Direction ▸ Below are entries; tally how many lines hold the string "icon" and answer with only that figure.

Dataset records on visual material
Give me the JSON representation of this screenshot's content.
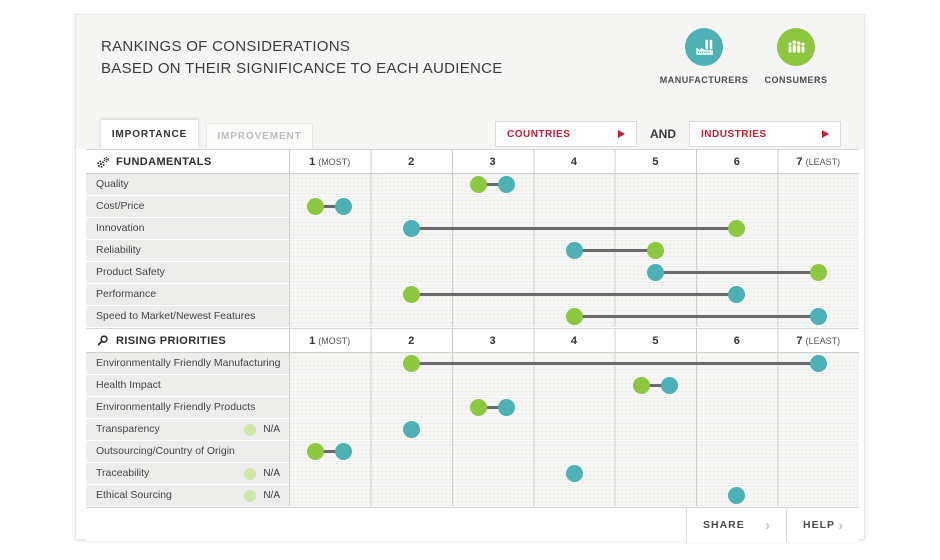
{
  "title_line1": "RANKINGS OF CONSIDERATIONS",
  "title_line2": "BASED ON THEIR SIGNIFICANCE TO EACH AUDIENCE",
  "audiences": [
    {
      "id": "manufacturers",
      "label": "MANUFACTURERS",
      "color": "#4db0b4",
      "icon": "factory-icon"
    },
    {
      "id": "consumers",
      "label": "CONSUMERS",
      "color": "#8dc63f",
      "icon": "people-icon"
    }
  ],
  "tabs": [
    {
      "label": "IMPORTANCE",
      "active": true
    },
    {
      "label": "IMPROVEMENT",
      "active": false
    }
  ],
  "filters": {
    "left_label": "COUNTRIES",
    "conjunction": "AND",
    "right_label": "INDUSTRIES"
  },
  "na_label": "N/A",
  "footer": {
    "share_label": "SHARE",
    "help_label": "HELP",
    "chevron": "›"
  },
  "colors": {
    "manufacturers": "#4db0b4",
    "consumers": "#8dc63f",
    "na_dot": "#cfe6a9",
    "accent_red": "#c01f30",
    "connector": "#6a6a6a"
  },
  "chart_data": {
    "type": "scatter",
    "subtype": "dumbbell-ranking",
    "title": "Rankings of considerations based on their significance to each audience",
    "x_axis": {
      "range": [
        1,
        7
      ],
      "ticks": [
        "1 (MOST)",
        "2",
        "3",
        "4",
        "5",
        "6",
        "7 (LEAST)"
      ],
      "grid": true
    },
    "series": [
      {
        "name": "Manufacturers",
        "color": "#4db0b4"
      },
      {
        "name": "Consumers",
        "color": "#8dc63f"
      }
    ],
    "sections": [
      {
        "title": "FUNDAMENTALS",
        "icon": "gears-icon",
        "rows": [
          {
            "label": "Quality",
            "manufacturers": 3,
            "consumers": 3
          },
          {
            "label": "Cost/Price",
            "manufacturers": 1,
            "consumers": 1
          },
          {
            "label": "Innovation",
            "manufacturers": 2,
            "consumers": 6
          },
          {
            "label": "Reliability",
            "manufacturers": 4,
            "consumers": 5
          },
          {
            "label": "Product Safety",
            "manufacturers": 5,
            "consumers": 7
          },
          {
            "label": "Performance",
            "manufacturers": 6,
            "consumers": 2
          },
          {
            "label": "Speed to Market/Newest Features",
            "manufacturers": 7,
            "consumers": 4
          }
        ]
      },
      {
        "title": "RISING PRIORITIES",
        "icon": "magnifier-icon",
        "rows": [
          {
            "label": "Environmentally Friendly Manufacturing",
            "manufacturers": 7,
            "consumers": 2
          },
          {
            "label": "Health Impact",
            "manufacturers": 5,
            "consumers": 5
          },
          {
            "label": "Environmentally Friendly Products",
            "manufacturers": 3,
            "consumers": 3
          },
          {
            "label": "Transparency",
            "manufacturers": 2,
            "consumers": "N/A"
          },
          {
            "label": "Outsourcing/Country of Origin",
            "manufacturers": 1,
            "consumers": 1
          },
          {
            "label": "Traceability",
            "manufacturers": 4,
            "consumers": "N/A"
          },
          {
            "label": "Ethical Sourcing",
            "manufacturers": 6,
            "consumers": "N/A"
          }
        ]
      }
    ]
  }
}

Complete answer ▸ 4